Supplied entries
==*==

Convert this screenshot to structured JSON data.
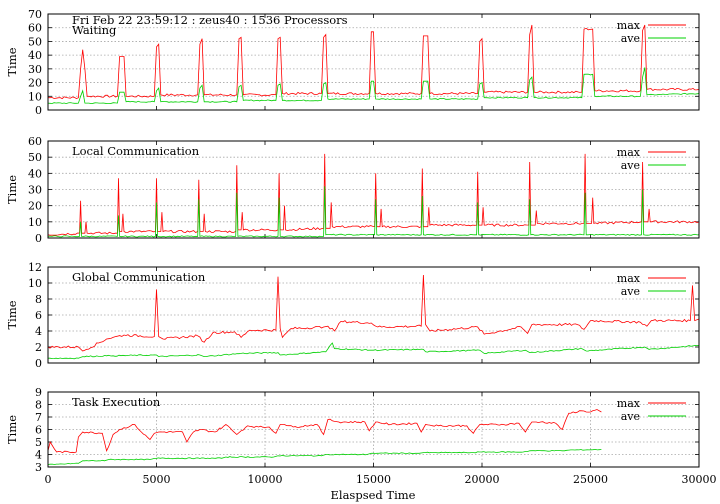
{
  "header": "Fri Feb 22 23:59:12 : zeus40 : 1536 Processors",
  "xlabel": "Elaspsed Time",
  "colors": {
    "max": "#ff0000",
    "ave": "#00d000",
    "grid": "#a8a8a8",
    "frame": "#000000"
  },
  "chart_data": [
    {
      "type": "line",
      "title": "Waiting",
      "ylabel": "Time",
      "xlim": [
        0,
        30000
      ],
      "ylim": [
        0,
        70
      ],
      "xticks": [
        0,
        5000,
        10000,
        15000,
        20000,
        25000,
        30000
      ],
      "yticks": [
        0,
        10,
        20,
        30,
        40,
        50,
        60,
        70
      ],
      "grid": "y",
      "legend": [
        "max",
        "ave"
      ],
      "legend_position": "top-right",
      "series": [
        {
          "name": "max",
          "x": [
            0,
            1400,
            1500,
            1600,
            1700,
            1800,
            3200,
            3300,
            3500,
            3600,
            4900,
            5000,
            5100,
            5200,
            6900,
            7000,
            7100,
            7200,
            8700,
            8800,
            8900,
            9000,
            10500,
            10600,
            10700,
            10800,
            12600,
            12700,
            12800,
            12900,
            14800,
            14900,
            15000,
            15100,
            17200,
            17300,
            17500,
            17600,
            19800,
            19900,
            20000,
            20100,
            22100,
            22200,
            22300,
            22400,
            24600,
            24700,
            25100,
            25200,
            27300,
            27400,
            27500,
            27600,
            30000
          ],
          "y": [
            9,
            9,
            30,
            44,
            30,
            10,
            10,
            39,
            39,
            10,
            10,
            46,
            48,
            11,
            11,
            48,
            52,
            11,
            11,
            52,
            53,
            11,
            11,
            52,
            53,
            12,
            12,
            53,
            55,
            12,
            12,
            57,
            57,
            12,
            12,
            54,
            54,
            12,
            12,
            50,
            52,
            13,
            13,
            55,
            62,
            13,
            13,
            59,
            59,
            14,
            14,
            58,
            62,
            15,
            15
          ]
        },
        {
          "name": "ave",
          "x": [
            0,
            1400,
            1500,
            1600,
            1700,
            3200,
            3300,
            3500,
            3600,
            4900,
            5000,
            5100,
            5200,
            6900,
            7000,
            7100,
            7200,
            8700,
            8800,
            8900,
            9000,
            10500,
            10600,
            10700,
            10800,
            12600,
            12700,
            12800,
            12900,
            14800,
            14900,
            15000,
            15100,
            17200,
            17300,
            17500,
            17600,
            19800,
            19900,
            20000,
            20100,
            22100,
            22200,
            22300,
            22400,
            24600,
            24700,
            25100,
            25200,
            27300,
            27400,
            27500,
            27600,
            30000
          ],
          "y": [
            5,
            5,
            10,
            14,
            5,
            5,
            13,
            13,
            6,
            6,
            14,
            16,
            6,
            6,
            16,
            18,
            6,
            6,
            17,
            18,
            7,
            7,
            18,
            19,
            7,
            7,
            19,
            20,
            8,
            8,
            21,
            21,
            8,
            8,
            21,
            21,
            8,
            8,
            19,
            20,
            9,
            9,
            22,
            24,
            9,
            9,
            26,
            26,
            10,
            10,
            24,
            31,
            11,
            12
          ]
        }
      ]
    },
    {
      "type": "line",
      "title": "Local Communication",
      "ylabel": "Time",
      "xlim": [
        0,
        30000
      ],
      "ylim": [
        0,
        60
      ],
      "xticks": [
        0,
        5000,
        10000,
        15000,
        20000,
        25000,
        30000
      ],
      "yticks": [
        0,
        10,
        20,
        30,
        40,
        50,
        60
      ],
      "grid": "y",
      "legend": [
        "max",
        "ave"
      ],
      "legend_position": "top-right",
      "series": [
        {
          "name": "max",
          "x": [
            0,
            1450,
            1500,
            1550,
            1700,
            1750,
            1800,
            3200,
            3250,
            3300,
            3400,
            3450,
            3500,
            4950,
            5000,
            5050,
            5200,
            5250,
            5300,
            6900,
            6950,
            7000,
            7150,
            7200,
            7250,
            8650,
            8700,
            8750,
            8900,
            8950,
            9000,
            10600,
            10650,
            10700,
            10850,
            10900,
            10950,
            12700,
            12750,
            12800,
            13000,
            13050,
            13100,
            15050,
            15100,
            15150,
            15300,
            15350,
            15400,
            17200,
            17250,
            17300,
            17500,
            17550,
            17600,
            19750,
            19800,
            19850,
            20000,
            20050,
            20100,
            22150,
            22200,
            22250,
            22450,
            22500,
            22550,
            24700,
            24750,
            24800,
            25050,
            25100,
            25150,
            27350,
            27400,
            27450,
            27650,
            27700,
            27750,
            30000
          ],
          "y": [
            2,
            3,
            23,
            3,
            3,
            10,
            3,
            3,
            37,
            4,
            4,
            15,
            4,
            4,
            37,
            4,
            4,
            16,
            4,
            4,
            36,
            4,
            4,
            15,
            4,
            4,
            45,
            5,
            5,
            16,
            5,
            5,
            40,
            5,
            5,
            20,
            5,
            6,
            52,
            6,
            6,
            22,
            7,
            7,
            40,
            7,
            7,
            18,
            7,
            7,
            43,
            7,
            7,
            19,
            8,
            8,
            41,
            8,
            8,
            19,
            8,
            8,
            47,
            8,
            8,
            17,
            9,
            9,
            52,
            9,
            9,
            25,
            9,
            10,
            47,
            10,
            10,
            18,
            10,
            10
          ]
        },
        {
          "name": "ave",
          "x": [
            0,
            1450,
            1500,
            1550,
            3200,
            3250,
            3300,
            4950,
            5000,
            5050,
            6900,
            6950,
            7000,
            8650,
            8700,
            8750,
            10600,
            10650,
            10700,
            12700,
            12750,
            12800,
            15050,
            15100,
            15150,
            17200,
            17250,
            17300,
            19750,
            19800,
            19850,
            22150,
            22200,
            22250,
            24700,
            24750,
            24800,
            27350,
            27400,
            27450,
            30000
          ],
          "y": [
            1,
            1,
            10,
            1,
            1,
            14,
            1,
            1,
            22,
            1,
            1,
            24,
            1,
            1,
            28,
            1,
            1,
            25,
            1,
            1,
            32,
            2,
            2,
            24,
            2,
            2,
            26,
            2,
            2,
            22,
            2,
            2,
            24,
            2,
            2,
            28,
            2,
            2,
            30,
            2,
            2
          ]
        }
      ]
    },
    {
      "type": "line",
      "title": "Global Communication",
      "ylabel": "Time",
      "xlim": [
        0,
        30000
      ],
      "ylim": [
        0,
        12
      ],
      "xticks": [
        0,
        5000,
        10000,
        15000,
        20000,
        25000,
        30000
      ],
      "yticks": [
        0,
        2,
        4,
        6,
        8,
        10,
        12
      ],
      "grid": "y",
      "legend": [
        "max",
        "ave"
      ],
      "legend_position": "top-right",
      "series": [
        {
          "name": "max",
          "x": [
            0,
            1400,
            1600,
            2700,
            3000,
            3500,
            4900,
            5000,
            5100,
            5300,
            6900,
            7200,
            7600,
            8600,
            8900,
            9300,
            10500,
            10600,
            10700,
            10800,
            11200,
            12700,
            12900,
            13200,
            13500,
            14900,
            15200,
            17200,
            17300,
            17400,
            17600,
            19800,
            20100,
            21800,
            22100,
            22300,
            24400,
            24700,
            25000,
            27300,
            27600,
            27800,
            29600,
            29700,
            29800,
            30000
          ],
          "y": [
            2,
            2,
            1.5,
            3,
            3.2,
            3.5,
            3.3,
            9.2,
            3.3,
            3.0,
            3.4,
            2.6,
            3.8,
            3.9,
            3.2,
            4.1,
            4.1,
            10.8,
            4.3,
            3.2,
            4.3,
            4.5,
            4.6,
            4.0,
            5.2,
            5.0,
            4.5,
            4.6,
            11,
            4.8,
            4.0,
            4.5,
            3.6,
            4.5,
            3.7,
            4.8,
            4.8,
            4.2,
            5.3,
            5.1,
            4.6,
            5.3,
            5.3,
            9.7,
            5.3,
            5.5
          ]
        },
        {
          "name": "ave",
          "x": [
            0,
            1400,
            1600,
            2700,
            3000,
            5000,
            5100,
            7000,
            7200,
            8900,
            10600,
            10700,
            12800,
            13100,
            13200,
            15000,
            17300,
            17400,
            19900,
            20100,
            22000,
            22200,
            24600,
            24800,
            27500,
            27700,
            30000
          ],
          "y": [
            0.6,
            0.6,
            0.8,
            0.9,
            0.9,
            1.0,
            0.8,
            1.0,
            0.8,
            1.2,
            1.3,
            1.0,
            1.4,
            2.5,
            1.8,
            1.6,
            1.7,
            1.4,
            1.6,
            1.2,
            1.6,
            1.3,
            1.8,
            1.5,
            2.0,
            1.7,
            2.2
          ]
        }
      ]
    },
    {
      "type": "line",
      "title": "Task Execution",
      "ylabel": "Time",
      "xlim": [
        0,
        30000
      ],
      "ylim": [
        3,
        9
      ],
      "xticks": [
        0,
        5000,
        10000,
        15000,
        20000,
        25000,
        30000
      ],
      "yticks": [
        3,
        4,
        5,
        6,
        7,
        8,
        9
      ],
      "grid": "both",
      "legend": [
        "max",
        "ave"
      ],
      "legend_position": "top-right",
      "series": [
        {
          "name": "max",
          "x": [
            0,
            100,
            400,
            1300,
            1400,
            1600,
            2500,
            2700,
            3000,
            3300,
            4000,
            4300,
            4700,
            4900,
            5100,
            6200,
            6400,
            6700,
            7000,
            7700,
            8200,
            8700,
            8900,
            9200,
            9700,
            10200,
            10500,
            10700,
            10900,
            11300,
            12400,
            12700,
            12900,
            13400,
            14600,
            14800,
            15100,
            15800,
            17000,
            17200,
            17400,
            18000,
            19300,
            19600,
            19900,
            21000,
            21700,
            22000,
            22300,
            22700,
            23400,
            23700,
            24000,
            24600,
            25000,
            25300,
            25500
          ],
          "y": [
            4.3,
            5.0,
            4.2,
            4.2,
            5.4,
            5.8,
            5.7,
            4.3,
            5.6,
            6.0,
            6.4,
            5.8,
            5.2,
            5.7,
            5.8,
            5.8,
            5.0,
            5.8,
            6.0,
            5.8,
            6.4,
            5.6,
            5.9,
            6.3,
            6.2,
            6.2,
            5.7,
            6.4,
            6.4,
            6.2,
            6.4,
            5.6,
            6.8,
            6.6,
            6.6,
            5.9,
            6.6,
            6.4,
            6.5,
            5.8,
            6.4,
            6.3,
            6.3,
            5.7,
            6.4,
            6.4,
            6.5,
            5.8,
            6.6,
            6.6,
            6.5,
            6.0,
            7.3,
            7.5,
            7.4,
            7.6,
            7.4
          ]
        },
        {
          "name": "ave",
          "x": [
            0,
            300,
            1400,
            1600,
            2600,
            2800,
            4700,
            5000,
            8000,
            8200,
            10400,
            10600,
            12600,
            12800,
            14700,
            14900,
            17100,
            17300,
            19600,
            19900,
            21900,
            22200,
            23700,
            24000,
            25500
          ],
          "y": [
            3.2,
            3.2,
            3.3,
            3.5,
            3.5,
            3.6,
            3.6,
            3.7,
            3.7,
            3.8,
            3.8,
            3.9,
            3.9,
            4.0,
            4.0,
            4.1,
            4.1,
            4.15,
            4.15,
            4.2,
            4.2,
            4.3,
            4.3,
            4.35,
            4.4
          ]
        }
      ]
    }
  ]
}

==*==

Brief
Copy each line from the data above that includes "title".

Expected output
      "title": "Waiting",
      "title": "Local Communication",
      "title": "Global Communication",
      "title": "Task Execution",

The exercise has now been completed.